==== Input rows ====

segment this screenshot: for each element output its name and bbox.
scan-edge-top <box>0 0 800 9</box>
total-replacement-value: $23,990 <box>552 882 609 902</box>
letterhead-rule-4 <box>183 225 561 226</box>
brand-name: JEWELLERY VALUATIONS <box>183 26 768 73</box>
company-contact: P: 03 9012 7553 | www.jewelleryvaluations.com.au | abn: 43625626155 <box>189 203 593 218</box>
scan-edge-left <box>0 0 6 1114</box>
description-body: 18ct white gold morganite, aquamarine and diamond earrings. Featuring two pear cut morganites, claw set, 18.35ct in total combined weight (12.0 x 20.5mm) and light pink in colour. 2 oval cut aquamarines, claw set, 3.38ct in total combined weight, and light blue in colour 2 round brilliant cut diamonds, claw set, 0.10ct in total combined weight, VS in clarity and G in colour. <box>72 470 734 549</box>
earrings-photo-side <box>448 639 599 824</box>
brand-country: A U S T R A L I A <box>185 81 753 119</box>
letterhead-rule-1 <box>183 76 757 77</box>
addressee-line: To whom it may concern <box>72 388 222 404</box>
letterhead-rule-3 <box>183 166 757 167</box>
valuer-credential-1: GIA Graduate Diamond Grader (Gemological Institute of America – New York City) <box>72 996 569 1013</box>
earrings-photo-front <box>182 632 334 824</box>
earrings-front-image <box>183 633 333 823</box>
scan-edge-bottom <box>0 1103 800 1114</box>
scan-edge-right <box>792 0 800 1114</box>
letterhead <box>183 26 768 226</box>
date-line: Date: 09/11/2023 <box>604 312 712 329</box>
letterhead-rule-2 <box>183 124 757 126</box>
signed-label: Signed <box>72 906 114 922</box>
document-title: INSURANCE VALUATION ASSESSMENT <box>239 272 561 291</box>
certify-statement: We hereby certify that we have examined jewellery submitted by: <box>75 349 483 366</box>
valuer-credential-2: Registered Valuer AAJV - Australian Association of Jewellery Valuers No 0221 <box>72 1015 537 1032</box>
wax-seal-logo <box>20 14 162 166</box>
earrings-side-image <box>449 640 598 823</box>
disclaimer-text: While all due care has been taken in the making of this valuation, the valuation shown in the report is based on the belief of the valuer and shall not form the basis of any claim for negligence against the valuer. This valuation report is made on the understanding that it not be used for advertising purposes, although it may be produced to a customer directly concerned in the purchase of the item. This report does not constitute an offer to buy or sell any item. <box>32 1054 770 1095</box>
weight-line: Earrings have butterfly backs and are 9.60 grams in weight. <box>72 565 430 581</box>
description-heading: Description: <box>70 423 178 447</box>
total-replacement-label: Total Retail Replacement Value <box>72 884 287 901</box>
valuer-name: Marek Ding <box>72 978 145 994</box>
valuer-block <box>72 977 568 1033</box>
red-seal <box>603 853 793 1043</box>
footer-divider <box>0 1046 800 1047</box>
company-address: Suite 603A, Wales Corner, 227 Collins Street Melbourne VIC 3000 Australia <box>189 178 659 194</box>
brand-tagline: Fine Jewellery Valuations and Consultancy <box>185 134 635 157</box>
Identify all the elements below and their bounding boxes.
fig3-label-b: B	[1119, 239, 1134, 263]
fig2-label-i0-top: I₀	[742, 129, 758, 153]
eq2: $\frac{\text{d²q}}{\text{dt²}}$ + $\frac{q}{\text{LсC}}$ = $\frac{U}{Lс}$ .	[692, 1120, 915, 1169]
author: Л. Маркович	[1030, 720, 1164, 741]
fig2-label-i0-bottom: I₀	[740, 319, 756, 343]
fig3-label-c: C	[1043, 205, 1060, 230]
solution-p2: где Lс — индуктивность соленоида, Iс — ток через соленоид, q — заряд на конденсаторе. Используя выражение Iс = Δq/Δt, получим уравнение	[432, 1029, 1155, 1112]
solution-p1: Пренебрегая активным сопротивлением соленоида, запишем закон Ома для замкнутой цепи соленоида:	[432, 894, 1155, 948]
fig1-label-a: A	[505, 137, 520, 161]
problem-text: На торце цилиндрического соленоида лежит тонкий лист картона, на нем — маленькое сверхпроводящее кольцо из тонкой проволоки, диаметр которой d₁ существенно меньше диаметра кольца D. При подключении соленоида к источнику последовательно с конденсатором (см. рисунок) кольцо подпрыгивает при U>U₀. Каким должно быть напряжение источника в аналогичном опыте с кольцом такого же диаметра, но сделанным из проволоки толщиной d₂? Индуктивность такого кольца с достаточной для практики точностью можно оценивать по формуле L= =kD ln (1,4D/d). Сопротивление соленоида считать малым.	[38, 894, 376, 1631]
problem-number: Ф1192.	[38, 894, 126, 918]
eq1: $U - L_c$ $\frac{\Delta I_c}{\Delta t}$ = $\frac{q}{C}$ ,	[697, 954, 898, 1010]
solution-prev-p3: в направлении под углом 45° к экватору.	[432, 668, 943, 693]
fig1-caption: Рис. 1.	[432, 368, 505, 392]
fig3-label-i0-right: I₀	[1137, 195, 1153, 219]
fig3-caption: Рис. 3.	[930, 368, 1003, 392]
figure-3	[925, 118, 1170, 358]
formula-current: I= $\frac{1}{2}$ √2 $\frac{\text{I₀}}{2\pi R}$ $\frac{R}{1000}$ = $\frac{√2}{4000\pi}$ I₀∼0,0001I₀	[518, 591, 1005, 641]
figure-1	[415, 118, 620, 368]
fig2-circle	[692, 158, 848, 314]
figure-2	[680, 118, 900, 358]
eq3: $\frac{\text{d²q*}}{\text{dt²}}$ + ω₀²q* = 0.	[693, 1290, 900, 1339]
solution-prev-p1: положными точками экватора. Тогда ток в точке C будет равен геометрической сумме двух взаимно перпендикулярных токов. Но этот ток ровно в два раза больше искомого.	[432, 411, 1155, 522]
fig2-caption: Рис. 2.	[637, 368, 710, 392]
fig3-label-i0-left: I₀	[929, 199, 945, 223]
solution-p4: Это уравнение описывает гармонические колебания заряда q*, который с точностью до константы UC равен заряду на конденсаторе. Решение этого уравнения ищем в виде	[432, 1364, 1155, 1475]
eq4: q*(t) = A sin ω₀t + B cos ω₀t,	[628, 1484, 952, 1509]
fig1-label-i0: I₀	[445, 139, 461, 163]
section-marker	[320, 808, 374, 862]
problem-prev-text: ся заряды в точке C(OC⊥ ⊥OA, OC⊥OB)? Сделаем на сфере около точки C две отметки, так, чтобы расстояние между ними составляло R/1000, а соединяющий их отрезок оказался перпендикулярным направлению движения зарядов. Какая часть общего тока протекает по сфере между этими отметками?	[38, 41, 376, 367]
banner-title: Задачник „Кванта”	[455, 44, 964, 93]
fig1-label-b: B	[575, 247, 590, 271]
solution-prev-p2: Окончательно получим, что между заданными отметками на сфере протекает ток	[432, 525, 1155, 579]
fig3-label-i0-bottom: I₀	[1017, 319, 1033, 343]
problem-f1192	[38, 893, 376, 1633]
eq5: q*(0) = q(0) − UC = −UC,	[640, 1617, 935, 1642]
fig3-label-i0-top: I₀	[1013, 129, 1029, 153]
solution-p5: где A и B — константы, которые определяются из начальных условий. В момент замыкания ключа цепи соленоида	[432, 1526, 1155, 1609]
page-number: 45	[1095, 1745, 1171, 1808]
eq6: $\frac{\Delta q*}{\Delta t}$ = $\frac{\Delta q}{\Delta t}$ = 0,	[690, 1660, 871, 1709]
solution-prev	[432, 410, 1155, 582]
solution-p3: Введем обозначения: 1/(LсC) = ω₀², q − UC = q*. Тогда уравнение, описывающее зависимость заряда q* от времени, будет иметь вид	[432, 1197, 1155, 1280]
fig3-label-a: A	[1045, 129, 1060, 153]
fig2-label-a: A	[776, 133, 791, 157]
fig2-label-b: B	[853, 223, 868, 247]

====

• **The exercise**
Reproduce every item above line for line, with no changes.

• **Result below**
segment this screenshot: for each element output its name and bbox.
scan-edge-top <box>0 0 800 9</box>
total-replacement-value: $23,990 <box>552 882 609 902</box>
letterhead-rule-4 <box>183 225 561 226</box>
brand-name: JEWELLERY VALUATIONS <box>183 26 768 73</box>
company-contact: P: 03 9012 7553 | www.jewelleryvaluations.com.au | abn: 43625626155 <box>189 203 593 218</box>
scan-edge-left <box>0 0 6 1114</box>
description-body: 18ct white gold morganite, aquamarine and diamond earrings. Featuring two pear cut morganites, claw set, 18.35ct in total combined weight (12.0 x 20.5mm) and light pink in colour. 2 oval cut aquamarines, claw set, 3.38ct in total combined weight, and light blue in colour 2 round brilliant cut diamonds, claw set, 0.10ct in total combined weight, VS in clarity and G in colour. <box>72 470 734 549</box>
earrings-photo-side <box>448 639 599 824</box>
brand-country: A U S T R A L I A <box>185 81 753 119</box>
letterhead-rule-1 <box>183 76 757 77</box>
addressee-line: To whom it may concern <box>72 388 222 404</box>
letterhead-rule-3 <box>183 166 757 167</box>
valuer-credential-1: GIA Graduate Diamond Grader (Gemological Institute of America – New York City) <box>72 996 569 1013</box>
earrings-photo-front <box>182 632 334 824</box>
earrings-front-image <box>183 633 333 823</box>
scan-edge-bottom <box>0 1103 800 1114</box>
scan-edge-right <box>792 0 800 1114</box>
letterhead <box>183 26 768 226</box>
date-line: Date: 09/11/2023 <box>604 312 712 329</box>
letterhead-rule-2 <box>183 124 757 126</box>
signed-label: Signed <box>72 906 114 922</box>
document-title: INSURANCE VALUATION ASSESSMENT <box>239 272 561 291</box>
certify-statement: We hereby certify that we have examined jewellery submitted by: <box>75 349 483 366</box>
valuer-credential-2: Registered Valuer AAJV - Australian Association of Jewellery Valuers No 0221 <box>72 1015 537 1032</box>
wax-seal-logo <box>20 14 162 166</box>
earrings-side-image <box>449 640 598 823</box>
disclaimer-text: While all due care has been taken in the making of this valuation, the valuation shown in the report is based on the belief of the valuer and shall not form the basis of any claim for negligence against the valuer. This valuation report is made on the understanding that it not be used for advertising purposes, although it may be produced to a customer directly concerned in the purchase of the item. This report does not constitute an offer to buy or sell any item. <box>32 1054 770 1095</box>
weight-line: Earrings have butterfly backs and are 9.60 grams in weight. <box>72 565 430 581</box>
description-heading: Description: <box>70 423 178 447</box>
total-replacement-label: Total Retail Replacement Value <box>72 884 287 901</box>
valuer-name: Marek Ding <box>72 978 145 994</box>
valuer-block <box>72 977 568 1033</box>
red-seal <box>603 853 793 1043</box>
footer-divider <box>0 1046 800 1047</box>
company-address: Suite 603A, Wales Corner, 227 Collins Street Melbourne VIC 3000 Australia <box>189 178 659 194</box>
brand-tagline: Fine Jewellery Valuations and Consultancy <box>185 134 635 157</box>
Identify all the elements below and their bounding boxes.
fig3-label-b: B	[1119, 239, 1134, 263]
fig2-label-i0-top: I₀	[742, 129, 758, 153]
eq2: $\frac{\text{d²q}}{\text{dt²}}$ + $\frac{q}{\text{LсC}}$ = $\frac{U}{Lс}$ .	[692, 1120, 915, 1169]
author: Л. Маркович	[1030, 720, 1164, 741]
fig2-label-i0-bottom: I₀	[740, 319, 756, 343]
fig3-label-c: C	[1043, 205, 1060, 230]
solution-p2: где Lс — индуктивность соленоида, Iс — ток через соленоид, q — заряд на конденсаторе. Используя выражение Iс = Δq/Δt, получим уравнение	[432, 1029, 1155, 1112]
solution-p1: Пренебрегая активным сопротивлением соленоида, запишем закон Ома для замкнутой цепи соленоида:	[432, 894, 1155, 948]
fig1-label-a: A	[505, 137, 520, 161]
problem-text: На торце цилиндрического соленоида лежит тонкий лист картона, на нем — маленькое сверхпроводящее кольцо из тонкой проволоки, диаметр которой d₁ существенно меньше диаметра кольца D. При подключении соленоида к источнику последовательно с конденсатором (см. рисунок) кольцо подпрыгивает при U>U₀. Каким должно быть напряжение источника в аналогичном опыте с кольцом такого же диаметра, но сделанным из проволоки толщиной d₂? Индуктивность такого кольца с достаточной для практики точностью можно оценивать по формуле L= =kD ln (1,4D/d). Сопротивление соленоида считать малым.	[38, 894, 376, 1631]
problem-number: Ф1192.	[38, 894, 126, 918]
eq1: $U - L_c$ $\frac{\Delta I_c}{\Delta t}$ = $\frac{q}{C}$ ,	[697, 954, 898, 1010]
solution-prev-p3: в направлении под углом 45° к экватору.	[432, 668, 943, 693]
fig1-caption: Рис. 1.	[432, 368, 505, 392]
fig3-label-i0-right: I₀	[1137, 195, 1153, 219]
fig3-caption: Рис. 3.	[930, 368, 1003, 392]
figure-3	[925, 118, 1170, 358]
formula-current: I= $\frac{1}{2}$ √2 $\frac{\text{I₀}}{2\pi R}$ $\frac{R}{1000}$ = $\frac{√2}{4000\pi}$ I₀∼0,0001I₀	[518, 591, 1005, 641]
figure-1	[415, 118, 620, 368]
fig2-circle	[692, 158, 848, 314]
figure-2	[680, 118, 900, 358]
eq3: $\frac{\text{d²q*}}{\text{dt²}}$ + ω₀²q* = 0.	[693, 1290, 900, 1339]
solution-prev-p1: положными точками экватора. Тогда ток в точке C будет равен геометрической сумме двух взаимно перпендикулярных токов. Но этот ток ровно в два раза больше искомого.	[432, 411, 1155, 522]
fig2-caption: Рис. 2.	[637, 368, 710, 392]
fig3-label-i0-left: I₀	[929, 199, 945, 223]
solution-p4: Это уравнение описывает гармонические колебания заряда q*, который с точностью до константы UC равен заряду на конденсаторе. Решение этого уравнения ищем в виде	[432, 1364, 1155, 1475]
eq4: q*(t) = A sin ω₀t + B cos ω₀t,	[628, 1484, 952, 1509]
fig1-label-i0: I₀	[445, 139, 461, 163]
section-marker	[320, 808, 374, 862]
problem-prev-text: ся заряды в точке C(OC⊥ ⊥OA, OC⊥OB)? Сделаем на сфере около точки C две отметки, так, чтобы расстояние между ними составляло R/1000, а соединяющий их отрезок оказался перпендикулярным направлению движения зарядов. Какая часть общего тока протекает по сфере между этими отметками?	[38, 41, 376, 367]
banner-title: Задачник „Кванта”	[455, 44, 964, 93]
fig1-label-b: B	[575, 247, 590, 271]
solution-prev-p2: Окончательно получим, что между заданными отметками на сфере протекает ток	[432, 525, 1155, 579]
fig3-label-i0-bottom: I₀	[1017, 319, 1033, 343]
problem-f1192	[38, 893, 376, 1633]
eq5: q*(0) = q(0) − UC = −UC,	[640, 1617, 935, 1642]
fig3-label-i0-top: I₀	[1013, 129, 1029, 153]
solution-p5: где A и B — константы, которые определяются из начальных условий. В момент замыкания ключа цепи соленоида	[432, 1526, 1155, 1609]
page-number: 45	[1095, 1745, 1171, 1808]
eq6: $\frac{\Delta q*}{\Delta t}$ = $\frac{\Delta q}{\Delta t}$ = 0,	[690, 1660, 871, 1709]
solution-prev	[432, 410, 1155, 582]
solution-p3: Введем обозначения: 1/(LсC) = ω₀², q − UC = q*. Тогда уравнение, описывающее зависимость заряда q* от времени, будет иметь вид	[432, 1197, 1155, 1280]
fig3-label-a: A	[1045, 129, 1060, 153]
fig2-label-a: A	[776, 133, 791, 157]
fig2-label-b: B	[853, 223, 868, 247]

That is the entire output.